__REQUIRED WORK__
Work out how many lines in the listing below include the word "Amban"; answer with the number alone.

Begin

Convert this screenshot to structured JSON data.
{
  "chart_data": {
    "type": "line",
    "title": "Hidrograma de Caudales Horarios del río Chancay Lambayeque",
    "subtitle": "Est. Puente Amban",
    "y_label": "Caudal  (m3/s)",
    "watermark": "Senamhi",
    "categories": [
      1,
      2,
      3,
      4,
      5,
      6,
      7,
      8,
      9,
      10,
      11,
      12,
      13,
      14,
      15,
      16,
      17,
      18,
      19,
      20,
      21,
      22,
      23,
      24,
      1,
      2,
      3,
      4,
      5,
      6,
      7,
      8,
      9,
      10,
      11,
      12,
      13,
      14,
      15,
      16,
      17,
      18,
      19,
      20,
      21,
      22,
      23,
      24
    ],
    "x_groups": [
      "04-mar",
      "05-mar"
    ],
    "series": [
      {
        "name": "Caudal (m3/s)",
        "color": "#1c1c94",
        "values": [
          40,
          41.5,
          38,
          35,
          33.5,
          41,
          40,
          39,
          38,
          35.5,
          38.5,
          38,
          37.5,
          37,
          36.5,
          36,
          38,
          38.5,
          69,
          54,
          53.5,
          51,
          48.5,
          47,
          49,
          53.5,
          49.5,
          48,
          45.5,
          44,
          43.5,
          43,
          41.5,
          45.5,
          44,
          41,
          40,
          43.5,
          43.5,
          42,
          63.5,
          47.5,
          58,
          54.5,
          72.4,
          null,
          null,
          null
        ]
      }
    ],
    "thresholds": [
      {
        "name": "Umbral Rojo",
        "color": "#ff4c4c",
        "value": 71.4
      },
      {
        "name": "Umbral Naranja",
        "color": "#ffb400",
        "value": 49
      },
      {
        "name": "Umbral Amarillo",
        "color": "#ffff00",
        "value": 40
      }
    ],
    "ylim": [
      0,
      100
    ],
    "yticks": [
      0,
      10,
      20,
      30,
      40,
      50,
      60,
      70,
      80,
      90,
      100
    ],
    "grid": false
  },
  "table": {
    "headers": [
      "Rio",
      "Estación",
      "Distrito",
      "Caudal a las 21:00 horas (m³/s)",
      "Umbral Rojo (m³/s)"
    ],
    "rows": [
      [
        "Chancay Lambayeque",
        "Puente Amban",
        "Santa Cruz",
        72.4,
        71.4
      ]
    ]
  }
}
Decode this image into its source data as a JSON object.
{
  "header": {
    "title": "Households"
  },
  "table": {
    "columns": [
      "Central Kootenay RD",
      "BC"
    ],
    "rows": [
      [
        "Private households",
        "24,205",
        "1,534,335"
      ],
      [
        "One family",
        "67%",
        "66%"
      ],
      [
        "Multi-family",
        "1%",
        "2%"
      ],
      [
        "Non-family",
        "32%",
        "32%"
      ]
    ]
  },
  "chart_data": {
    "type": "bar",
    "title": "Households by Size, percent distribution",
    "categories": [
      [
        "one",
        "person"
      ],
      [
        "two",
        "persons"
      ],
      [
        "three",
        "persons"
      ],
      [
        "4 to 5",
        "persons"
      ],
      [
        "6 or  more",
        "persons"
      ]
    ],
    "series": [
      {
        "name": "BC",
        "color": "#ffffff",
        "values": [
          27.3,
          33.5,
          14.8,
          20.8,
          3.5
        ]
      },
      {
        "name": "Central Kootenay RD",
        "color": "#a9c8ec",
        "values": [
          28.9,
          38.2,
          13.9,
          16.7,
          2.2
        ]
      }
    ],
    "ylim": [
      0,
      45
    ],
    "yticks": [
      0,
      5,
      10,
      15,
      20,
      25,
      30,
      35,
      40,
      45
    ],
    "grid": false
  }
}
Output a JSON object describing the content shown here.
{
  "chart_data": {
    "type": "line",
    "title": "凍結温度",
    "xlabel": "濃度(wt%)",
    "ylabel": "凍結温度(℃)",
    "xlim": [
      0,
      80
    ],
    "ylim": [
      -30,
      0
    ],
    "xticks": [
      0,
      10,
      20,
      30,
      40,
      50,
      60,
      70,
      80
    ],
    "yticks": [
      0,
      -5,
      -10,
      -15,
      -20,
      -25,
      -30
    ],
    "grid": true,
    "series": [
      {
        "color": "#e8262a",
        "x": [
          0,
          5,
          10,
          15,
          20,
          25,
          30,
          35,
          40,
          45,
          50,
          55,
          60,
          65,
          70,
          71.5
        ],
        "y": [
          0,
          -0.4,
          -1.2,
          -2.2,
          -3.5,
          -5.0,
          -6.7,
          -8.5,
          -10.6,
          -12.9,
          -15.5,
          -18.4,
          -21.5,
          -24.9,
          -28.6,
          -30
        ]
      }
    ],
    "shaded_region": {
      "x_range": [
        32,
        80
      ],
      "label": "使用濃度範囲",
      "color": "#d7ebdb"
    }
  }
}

End

__EXERCISE RESPONSE__
2